(DOCUMENT TEXT):
Finally, Defendants Davidow and Saldar-riaga contend that their statutory right to a speedy trial is impaired as long as they are joined with Noriega and are subject to the delays occasioned by his presence in the case. Despite earlier waivers of his speedy trial rights, Davidow has sought trial since March, 1989. Saldarriaga has consistently and repeatedly moved for severance and an immediate trial since his arrest on October 1, 1989.

The Speedy Trial Act requires that a defendant be tried within 70 days of the filing of the information or indictment, or of the date the defendant first appeared before a judicial officer of the court, whichever occurs later. 18 U.S.C. § 3161(c)(1). This seventy-day period, however, is subject to certain exclusions of time, including the delay attributable to the defendant’s filing of pretrial motions, 18 U.S.C. § 3161(h)(1)(F), and the period of delay resulting from an “ends of justice” continuance pursuant to § 3161(h)(8)(A). Section 3161(h)(8)(A) excludes from computation of the seventy-day period:

Any period of delay resulting from a continuance granted by any judge on his own motion or at the request of the defendant or his counsel or at the request of the attorney for the Government, if the judge granted such continuance on the basis of his findings that the ends of justice served by taking such action outweigh the best interest of the public and the defendant in a speedy trial.

[Labeled region entries]
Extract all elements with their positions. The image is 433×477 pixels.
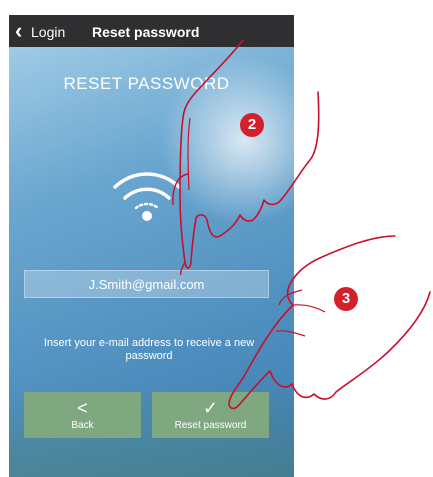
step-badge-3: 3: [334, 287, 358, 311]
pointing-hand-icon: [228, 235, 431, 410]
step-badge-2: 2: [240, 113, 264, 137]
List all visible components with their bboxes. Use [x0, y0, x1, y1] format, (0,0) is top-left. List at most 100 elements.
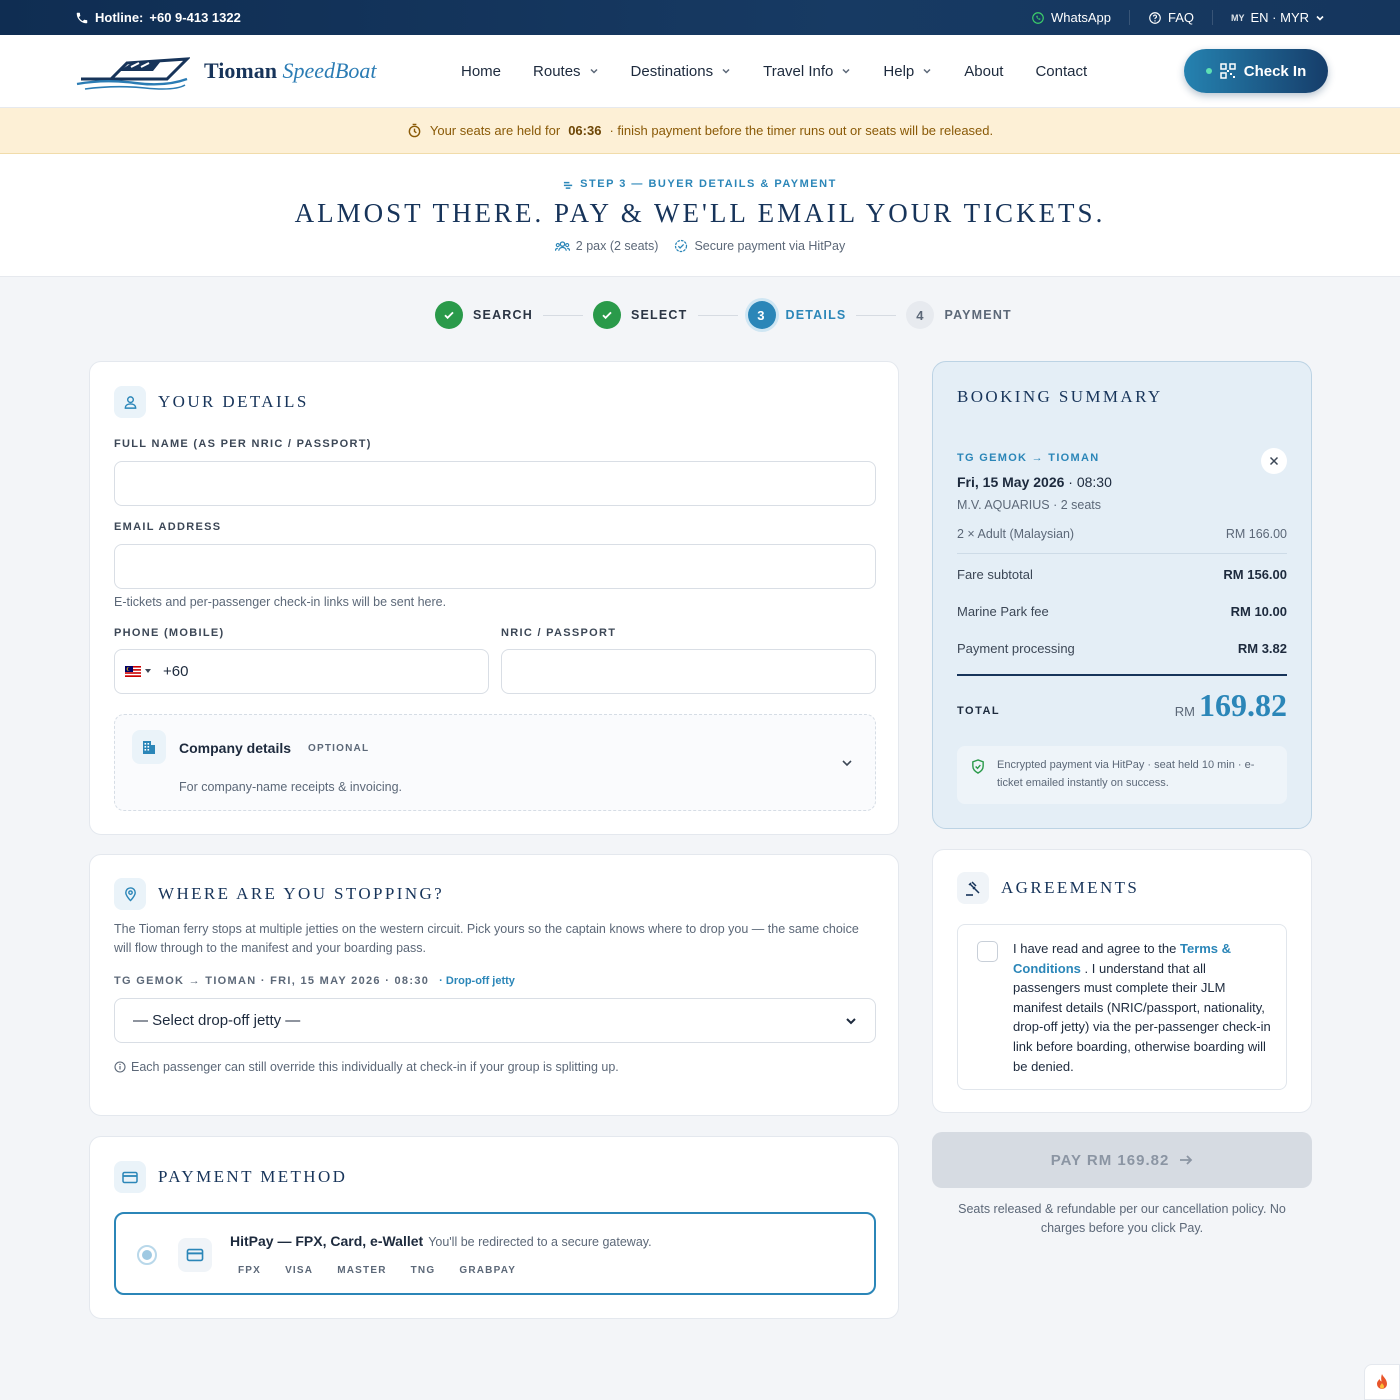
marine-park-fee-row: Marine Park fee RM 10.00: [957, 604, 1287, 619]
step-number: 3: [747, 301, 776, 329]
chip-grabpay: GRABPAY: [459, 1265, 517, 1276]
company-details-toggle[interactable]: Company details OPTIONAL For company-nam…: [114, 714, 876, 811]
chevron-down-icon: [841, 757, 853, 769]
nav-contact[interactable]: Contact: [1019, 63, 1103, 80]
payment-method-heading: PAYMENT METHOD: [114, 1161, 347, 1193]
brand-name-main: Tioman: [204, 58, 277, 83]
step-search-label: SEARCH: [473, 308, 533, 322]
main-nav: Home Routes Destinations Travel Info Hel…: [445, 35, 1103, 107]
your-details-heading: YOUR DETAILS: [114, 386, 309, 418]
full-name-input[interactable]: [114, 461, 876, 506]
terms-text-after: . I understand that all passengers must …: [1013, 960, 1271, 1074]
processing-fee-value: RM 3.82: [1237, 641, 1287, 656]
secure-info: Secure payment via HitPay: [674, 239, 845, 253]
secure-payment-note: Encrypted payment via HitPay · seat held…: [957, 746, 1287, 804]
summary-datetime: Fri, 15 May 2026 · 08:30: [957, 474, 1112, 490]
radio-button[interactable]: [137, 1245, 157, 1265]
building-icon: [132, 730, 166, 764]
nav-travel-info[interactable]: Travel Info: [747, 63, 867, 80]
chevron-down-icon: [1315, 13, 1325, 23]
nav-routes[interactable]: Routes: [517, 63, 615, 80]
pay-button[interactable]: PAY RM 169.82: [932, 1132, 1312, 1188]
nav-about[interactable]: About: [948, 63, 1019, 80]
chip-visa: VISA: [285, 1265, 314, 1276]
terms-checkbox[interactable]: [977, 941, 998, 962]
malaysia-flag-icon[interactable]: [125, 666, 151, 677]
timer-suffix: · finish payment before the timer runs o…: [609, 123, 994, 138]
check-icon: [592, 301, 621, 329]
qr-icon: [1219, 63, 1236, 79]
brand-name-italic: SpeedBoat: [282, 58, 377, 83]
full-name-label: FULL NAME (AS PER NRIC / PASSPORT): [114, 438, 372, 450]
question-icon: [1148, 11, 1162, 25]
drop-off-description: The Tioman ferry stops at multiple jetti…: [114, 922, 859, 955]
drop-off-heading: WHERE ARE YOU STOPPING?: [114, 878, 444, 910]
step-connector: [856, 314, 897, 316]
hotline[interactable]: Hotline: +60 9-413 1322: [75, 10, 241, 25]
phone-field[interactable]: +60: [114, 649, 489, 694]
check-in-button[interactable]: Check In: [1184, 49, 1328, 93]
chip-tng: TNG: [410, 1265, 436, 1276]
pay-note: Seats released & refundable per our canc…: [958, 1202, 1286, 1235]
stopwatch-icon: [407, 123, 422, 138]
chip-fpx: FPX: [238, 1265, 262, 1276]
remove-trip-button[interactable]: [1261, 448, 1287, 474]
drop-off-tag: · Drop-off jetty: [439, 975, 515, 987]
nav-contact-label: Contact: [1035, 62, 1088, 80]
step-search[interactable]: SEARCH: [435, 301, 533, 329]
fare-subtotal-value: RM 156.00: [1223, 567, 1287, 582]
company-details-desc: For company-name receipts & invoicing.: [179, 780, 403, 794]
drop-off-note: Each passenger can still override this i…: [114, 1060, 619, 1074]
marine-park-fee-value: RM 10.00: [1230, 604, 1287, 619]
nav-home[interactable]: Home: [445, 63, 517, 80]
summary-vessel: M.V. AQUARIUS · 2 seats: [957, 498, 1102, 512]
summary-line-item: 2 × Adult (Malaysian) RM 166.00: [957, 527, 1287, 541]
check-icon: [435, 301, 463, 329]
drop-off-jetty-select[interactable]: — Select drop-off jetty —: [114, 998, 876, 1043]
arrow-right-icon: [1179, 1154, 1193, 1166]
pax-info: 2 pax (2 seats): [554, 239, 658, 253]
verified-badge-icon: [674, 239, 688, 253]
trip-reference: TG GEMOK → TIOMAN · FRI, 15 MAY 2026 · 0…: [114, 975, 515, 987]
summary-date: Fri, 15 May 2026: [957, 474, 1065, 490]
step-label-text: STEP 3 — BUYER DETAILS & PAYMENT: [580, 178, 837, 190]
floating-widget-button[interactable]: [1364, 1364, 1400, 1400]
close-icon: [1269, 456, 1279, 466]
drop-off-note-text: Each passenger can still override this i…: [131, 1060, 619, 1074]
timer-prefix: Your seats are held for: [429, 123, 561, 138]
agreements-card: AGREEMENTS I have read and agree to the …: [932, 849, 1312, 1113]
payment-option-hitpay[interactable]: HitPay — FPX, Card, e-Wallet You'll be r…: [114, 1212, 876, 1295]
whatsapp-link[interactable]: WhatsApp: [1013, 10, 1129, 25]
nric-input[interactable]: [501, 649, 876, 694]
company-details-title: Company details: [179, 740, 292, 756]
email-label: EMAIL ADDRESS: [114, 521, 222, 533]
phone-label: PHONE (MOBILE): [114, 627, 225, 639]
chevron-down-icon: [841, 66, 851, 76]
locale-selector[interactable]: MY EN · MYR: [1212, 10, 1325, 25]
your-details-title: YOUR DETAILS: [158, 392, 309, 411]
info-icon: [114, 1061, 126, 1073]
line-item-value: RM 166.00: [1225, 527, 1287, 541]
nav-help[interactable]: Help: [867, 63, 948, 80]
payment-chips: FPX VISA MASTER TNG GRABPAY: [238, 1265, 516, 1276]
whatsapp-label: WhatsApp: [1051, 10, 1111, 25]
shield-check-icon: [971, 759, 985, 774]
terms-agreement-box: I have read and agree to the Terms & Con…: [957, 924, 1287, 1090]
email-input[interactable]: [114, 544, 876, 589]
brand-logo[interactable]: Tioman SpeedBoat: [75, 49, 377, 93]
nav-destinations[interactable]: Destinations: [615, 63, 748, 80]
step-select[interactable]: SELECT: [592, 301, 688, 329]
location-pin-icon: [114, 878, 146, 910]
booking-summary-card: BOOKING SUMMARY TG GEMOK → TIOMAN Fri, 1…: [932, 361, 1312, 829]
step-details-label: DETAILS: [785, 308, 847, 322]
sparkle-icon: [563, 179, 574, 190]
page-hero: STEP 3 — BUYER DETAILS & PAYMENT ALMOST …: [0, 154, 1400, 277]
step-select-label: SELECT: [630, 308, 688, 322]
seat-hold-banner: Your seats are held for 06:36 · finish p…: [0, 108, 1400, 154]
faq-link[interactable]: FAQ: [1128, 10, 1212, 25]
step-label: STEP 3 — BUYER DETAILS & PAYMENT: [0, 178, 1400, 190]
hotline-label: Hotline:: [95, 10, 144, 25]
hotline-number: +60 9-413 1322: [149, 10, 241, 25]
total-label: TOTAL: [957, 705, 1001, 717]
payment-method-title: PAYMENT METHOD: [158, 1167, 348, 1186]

(REQUIREMENT): In the passage on the Speedy Trial Act, transcribe everything from "Finally, Defendants Davidow" down to "October 1, 1989.".

(ANSWER TO THIS EXERCISE):
Finally, Defendants Davidow and Saldar-riaga contend that their statutory right to a speedy trial is impaired as long as they are joined with Noriega and are subject to the delays occasioned by his presence in the case. Despite earlier waivers of his speedy trial rights, Davidow has sought trial since March, 1989. Saldarriaga has consistently and repeatedly moved for severance and an immediate trial since his arrest on October 1, 1989.